___ Data shown
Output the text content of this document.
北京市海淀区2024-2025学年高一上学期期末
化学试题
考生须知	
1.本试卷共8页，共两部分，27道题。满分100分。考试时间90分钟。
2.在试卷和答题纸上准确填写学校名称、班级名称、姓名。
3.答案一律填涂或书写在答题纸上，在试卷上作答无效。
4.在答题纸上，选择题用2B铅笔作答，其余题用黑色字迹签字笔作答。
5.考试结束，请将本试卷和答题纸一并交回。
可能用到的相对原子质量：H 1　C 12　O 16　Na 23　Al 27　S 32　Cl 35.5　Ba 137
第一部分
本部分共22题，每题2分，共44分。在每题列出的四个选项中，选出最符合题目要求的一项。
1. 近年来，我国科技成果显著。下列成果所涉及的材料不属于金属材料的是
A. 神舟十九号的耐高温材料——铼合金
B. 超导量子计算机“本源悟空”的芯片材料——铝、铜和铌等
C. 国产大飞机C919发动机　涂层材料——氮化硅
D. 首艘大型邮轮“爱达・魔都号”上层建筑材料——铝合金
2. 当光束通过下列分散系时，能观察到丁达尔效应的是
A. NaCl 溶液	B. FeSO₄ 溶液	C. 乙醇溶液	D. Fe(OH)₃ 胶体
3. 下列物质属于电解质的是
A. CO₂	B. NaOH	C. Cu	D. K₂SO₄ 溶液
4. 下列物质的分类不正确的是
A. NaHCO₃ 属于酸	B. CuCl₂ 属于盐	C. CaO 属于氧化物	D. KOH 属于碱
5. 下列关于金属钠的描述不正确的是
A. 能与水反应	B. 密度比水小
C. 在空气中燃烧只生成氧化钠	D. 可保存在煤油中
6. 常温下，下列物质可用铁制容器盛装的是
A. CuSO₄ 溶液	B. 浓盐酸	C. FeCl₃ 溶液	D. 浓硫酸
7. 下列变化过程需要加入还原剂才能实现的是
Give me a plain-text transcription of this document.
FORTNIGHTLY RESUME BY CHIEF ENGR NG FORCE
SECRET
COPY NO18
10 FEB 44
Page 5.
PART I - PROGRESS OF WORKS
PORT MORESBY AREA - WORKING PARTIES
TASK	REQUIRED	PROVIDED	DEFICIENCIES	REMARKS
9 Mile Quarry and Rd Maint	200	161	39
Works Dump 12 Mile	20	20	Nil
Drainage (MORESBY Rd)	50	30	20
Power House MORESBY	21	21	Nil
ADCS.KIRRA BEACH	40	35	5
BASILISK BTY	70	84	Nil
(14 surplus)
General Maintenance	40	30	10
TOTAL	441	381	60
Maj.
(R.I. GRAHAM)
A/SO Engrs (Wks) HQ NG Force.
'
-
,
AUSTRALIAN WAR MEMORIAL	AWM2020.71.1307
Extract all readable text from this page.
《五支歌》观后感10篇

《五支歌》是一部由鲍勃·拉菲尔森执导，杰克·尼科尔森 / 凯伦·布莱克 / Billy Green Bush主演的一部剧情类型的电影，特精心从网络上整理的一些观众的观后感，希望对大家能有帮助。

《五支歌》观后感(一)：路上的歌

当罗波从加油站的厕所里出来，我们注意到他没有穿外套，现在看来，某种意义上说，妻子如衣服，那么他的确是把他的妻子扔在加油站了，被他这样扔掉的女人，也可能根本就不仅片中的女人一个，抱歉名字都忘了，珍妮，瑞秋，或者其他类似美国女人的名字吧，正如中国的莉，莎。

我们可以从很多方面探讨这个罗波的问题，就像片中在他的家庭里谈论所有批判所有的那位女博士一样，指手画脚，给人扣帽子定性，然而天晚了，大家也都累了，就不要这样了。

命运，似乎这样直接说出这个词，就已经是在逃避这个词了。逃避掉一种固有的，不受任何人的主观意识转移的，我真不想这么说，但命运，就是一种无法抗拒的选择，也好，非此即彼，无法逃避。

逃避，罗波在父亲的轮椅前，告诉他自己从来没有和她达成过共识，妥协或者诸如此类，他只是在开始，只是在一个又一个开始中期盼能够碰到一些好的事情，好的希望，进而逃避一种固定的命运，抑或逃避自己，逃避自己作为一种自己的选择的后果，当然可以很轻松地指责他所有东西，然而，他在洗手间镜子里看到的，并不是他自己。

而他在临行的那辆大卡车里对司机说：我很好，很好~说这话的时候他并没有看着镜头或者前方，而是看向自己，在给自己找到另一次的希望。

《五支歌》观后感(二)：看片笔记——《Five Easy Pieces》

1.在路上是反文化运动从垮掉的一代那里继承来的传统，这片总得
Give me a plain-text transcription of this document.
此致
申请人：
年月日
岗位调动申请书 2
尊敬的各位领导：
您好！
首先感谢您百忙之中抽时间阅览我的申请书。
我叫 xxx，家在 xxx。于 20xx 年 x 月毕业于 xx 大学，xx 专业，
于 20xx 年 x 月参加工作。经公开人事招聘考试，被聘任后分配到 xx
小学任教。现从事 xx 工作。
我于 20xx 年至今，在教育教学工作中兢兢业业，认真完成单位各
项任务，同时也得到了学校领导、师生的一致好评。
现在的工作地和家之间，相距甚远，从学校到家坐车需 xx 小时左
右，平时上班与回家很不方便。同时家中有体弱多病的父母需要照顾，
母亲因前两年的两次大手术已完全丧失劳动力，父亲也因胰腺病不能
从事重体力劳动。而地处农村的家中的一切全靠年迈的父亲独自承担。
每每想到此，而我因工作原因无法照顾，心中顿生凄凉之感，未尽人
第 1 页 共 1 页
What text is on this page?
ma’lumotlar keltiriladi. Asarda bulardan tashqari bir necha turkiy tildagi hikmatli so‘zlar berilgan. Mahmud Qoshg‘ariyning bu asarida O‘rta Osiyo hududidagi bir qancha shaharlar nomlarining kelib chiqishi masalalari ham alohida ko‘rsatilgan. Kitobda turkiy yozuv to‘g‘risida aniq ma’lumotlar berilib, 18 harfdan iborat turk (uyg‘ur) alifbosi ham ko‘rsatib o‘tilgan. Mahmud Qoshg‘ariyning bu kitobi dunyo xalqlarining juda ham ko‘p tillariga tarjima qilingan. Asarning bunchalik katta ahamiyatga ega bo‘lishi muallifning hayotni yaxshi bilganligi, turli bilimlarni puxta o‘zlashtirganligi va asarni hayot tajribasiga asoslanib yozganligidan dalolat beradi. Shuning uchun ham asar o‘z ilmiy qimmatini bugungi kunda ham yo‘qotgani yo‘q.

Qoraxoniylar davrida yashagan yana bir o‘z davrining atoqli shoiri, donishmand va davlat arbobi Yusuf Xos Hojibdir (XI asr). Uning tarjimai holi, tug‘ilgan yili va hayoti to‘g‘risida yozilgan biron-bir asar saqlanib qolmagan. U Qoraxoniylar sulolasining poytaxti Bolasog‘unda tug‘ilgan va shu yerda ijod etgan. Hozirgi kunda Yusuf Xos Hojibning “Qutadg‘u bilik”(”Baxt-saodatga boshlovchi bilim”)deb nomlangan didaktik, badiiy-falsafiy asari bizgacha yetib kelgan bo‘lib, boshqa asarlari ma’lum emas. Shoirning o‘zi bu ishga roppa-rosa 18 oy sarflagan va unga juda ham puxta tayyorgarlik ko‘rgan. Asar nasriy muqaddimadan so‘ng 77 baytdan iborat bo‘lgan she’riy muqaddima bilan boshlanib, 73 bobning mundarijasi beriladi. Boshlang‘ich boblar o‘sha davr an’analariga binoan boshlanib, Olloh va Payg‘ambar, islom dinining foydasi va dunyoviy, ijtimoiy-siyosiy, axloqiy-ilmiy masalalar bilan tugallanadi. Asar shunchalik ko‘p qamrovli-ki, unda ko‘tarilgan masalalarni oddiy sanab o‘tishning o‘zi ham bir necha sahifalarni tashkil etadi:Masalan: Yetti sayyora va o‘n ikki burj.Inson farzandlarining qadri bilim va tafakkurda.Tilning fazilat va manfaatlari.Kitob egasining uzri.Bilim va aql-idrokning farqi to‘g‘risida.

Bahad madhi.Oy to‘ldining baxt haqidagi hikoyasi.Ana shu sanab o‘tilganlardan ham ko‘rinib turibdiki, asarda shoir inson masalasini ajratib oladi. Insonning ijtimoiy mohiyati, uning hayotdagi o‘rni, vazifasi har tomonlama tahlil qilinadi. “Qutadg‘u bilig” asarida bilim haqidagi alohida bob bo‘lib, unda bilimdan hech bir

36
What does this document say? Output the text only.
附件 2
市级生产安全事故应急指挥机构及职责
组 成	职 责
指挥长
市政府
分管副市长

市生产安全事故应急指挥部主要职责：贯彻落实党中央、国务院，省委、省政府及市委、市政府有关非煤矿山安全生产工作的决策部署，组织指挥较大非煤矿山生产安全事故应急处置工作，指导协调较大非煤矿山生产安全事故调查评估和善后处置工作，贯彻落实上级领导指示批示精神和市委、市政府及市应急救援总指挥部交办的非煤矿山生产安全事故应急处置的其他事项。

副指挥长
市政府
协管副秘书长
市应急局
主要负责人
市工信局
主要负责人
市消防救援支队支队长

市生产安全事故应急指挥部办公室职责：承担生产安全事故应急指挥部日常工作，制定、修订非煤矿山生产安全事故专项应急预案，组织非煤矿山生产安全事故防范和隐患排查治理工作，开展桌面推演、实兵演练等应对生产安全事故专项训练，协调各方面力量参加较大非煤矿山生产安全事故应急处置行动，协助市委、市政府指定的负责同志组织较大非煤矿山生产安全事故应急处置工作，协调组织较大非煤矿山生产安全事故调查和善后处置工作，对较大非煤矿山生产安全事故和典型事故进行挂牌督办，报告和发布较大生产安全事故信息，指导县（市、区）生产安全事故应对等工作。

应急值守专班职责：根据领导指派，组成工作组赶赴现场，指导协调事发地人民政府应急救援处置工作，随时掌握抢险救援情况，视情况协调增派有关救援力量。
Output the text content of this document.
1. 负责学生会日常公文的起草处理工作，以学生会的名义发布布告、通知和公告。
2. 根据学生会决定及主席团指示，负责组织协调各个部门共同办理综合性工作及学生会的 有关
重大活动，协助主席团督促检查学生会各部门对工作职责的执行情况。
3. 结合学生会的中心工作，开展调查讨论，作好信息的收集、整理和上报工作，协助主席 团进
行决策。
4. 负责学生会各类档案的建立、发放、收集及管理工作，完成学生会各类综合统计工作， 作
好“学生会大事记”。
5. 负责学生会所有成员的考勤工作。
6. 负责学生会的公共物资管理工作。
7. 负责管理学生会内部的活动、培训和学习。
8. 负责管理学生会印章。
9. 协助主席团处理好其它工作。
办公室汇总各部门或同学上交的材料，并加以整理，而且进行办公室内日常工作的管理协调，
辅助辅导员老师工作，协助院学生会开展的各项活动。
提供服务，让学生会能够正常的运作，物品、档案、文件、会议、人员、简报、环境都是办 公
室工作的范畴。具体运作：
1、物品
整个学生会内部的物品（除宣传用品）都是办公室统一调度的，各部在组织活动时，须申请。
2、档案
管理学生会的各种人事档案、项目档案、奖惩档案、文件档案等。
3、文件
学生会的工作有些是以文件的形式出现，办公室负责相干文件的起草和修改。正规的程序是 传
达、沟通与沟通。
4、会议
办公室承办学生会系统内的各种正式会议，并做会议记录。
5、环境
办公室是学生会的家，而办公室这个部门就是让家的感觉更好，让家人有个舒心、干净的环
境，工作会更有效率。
______
Exercise goal
Tally up the lines in the records that contain the word "MORESBY" and give only the total.

The result
3